Exercise. Locate the lines where "capacity" occurs and copy them as they stand.

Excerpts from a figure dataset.
[Start]
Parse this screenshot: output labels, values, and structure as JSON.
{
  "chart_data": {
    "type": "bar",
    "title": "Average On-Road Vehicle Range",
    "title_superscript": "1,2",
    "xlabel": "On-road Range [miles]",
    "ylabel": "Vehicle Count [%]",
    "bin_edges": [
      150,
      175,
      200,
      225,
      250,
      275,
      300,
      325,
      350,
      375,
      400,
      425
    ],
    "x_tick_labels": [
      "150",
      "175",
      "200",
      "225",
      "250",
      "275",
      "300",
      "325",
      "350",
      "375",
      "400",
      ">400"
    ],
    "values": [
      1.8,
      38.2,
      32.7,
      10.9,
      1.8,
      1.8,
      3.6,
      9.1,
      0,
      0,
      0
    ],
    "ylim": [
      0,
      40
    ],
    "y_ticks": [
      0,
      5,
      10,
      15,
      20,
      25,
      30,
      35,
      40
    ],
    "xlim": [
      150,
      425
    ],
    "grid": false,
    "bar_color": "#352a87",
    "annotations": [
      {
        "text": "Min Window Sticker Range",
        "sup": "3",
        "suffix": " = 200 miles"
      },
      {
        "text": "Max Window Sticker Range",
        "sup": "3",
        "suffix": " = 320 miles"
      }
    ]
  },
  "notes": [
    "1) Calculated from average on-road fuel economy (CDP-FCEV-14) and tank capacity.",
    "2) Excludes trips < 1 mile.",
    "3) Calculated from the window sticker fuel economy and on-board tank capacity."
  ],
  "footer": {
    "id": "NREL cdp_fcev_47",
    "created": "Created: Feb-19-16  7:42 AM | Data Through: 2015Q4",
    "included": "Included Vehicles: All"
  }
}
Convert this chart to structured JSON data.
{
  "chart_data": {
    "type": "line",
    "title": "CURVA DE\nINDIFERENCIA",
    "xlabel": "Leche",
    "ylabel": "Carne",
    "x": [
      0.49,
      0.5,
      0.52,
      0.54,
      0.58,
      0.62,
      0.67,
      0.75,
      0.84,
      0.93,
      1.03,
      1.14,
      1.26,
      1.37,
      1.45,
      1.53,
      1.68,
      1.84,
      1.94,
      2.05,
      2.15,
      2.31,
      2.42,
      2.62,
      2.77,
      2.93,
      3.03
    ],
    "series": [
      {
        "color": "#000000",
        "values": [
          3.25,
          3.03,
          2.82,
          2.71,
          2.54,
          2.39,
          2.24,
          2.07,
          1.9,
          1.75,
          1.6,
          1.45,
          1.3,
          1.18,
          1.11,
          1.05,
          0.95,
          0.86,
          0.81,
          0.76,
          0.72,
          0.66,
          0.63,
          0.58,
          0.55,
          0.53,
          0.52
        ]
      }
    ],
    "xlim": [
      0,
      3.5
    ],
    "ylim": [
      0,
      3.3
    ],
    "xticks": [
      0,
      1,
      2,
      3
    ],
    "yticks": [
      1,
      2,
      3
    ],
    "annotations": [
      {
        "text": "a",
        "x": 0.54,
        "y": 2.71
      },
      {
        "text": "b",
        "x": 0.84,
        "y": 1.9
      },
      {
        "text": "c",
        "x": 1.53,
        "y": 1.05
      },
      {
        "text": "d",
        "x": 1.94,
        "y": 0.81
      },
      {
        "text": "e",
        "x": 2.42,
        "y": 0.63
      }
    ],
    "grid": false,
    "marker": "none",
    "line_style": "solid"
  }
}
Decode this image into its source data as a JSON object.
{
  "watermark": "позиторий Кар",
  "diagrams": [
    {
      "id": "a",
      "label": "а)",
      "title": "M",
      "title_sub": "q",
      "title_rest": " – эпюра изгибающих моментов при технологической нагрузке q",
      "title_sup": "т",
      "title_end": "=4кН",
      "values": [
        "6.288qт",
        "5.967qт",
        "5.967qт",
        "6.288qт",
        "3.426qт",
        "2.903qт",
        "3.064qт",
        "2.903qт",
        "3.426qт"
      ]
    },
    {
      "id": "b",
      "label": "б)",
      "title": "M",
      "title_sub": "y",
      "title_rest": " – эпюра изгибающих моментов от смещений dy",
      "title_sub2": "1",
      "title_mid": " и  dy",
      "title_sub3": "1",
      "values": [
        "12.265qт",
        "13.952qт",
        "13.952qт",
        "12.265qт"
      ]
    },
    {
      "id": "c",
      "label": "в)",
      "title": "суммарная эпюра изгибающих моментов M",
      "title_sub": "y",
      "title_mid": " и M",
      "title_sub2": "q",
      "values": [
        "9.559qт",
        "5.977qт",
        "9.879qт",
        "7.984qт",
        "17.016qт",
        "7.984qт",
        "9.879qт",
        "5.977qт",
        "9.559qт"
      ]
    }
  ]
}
[End]
Response for this exercise.
    "1) Calculated from average on-road fuel economy (CDP-FCEV-14) and tank capacity.",
    "3) Calculated from the window sticker fuel economy and on-board tank capacity."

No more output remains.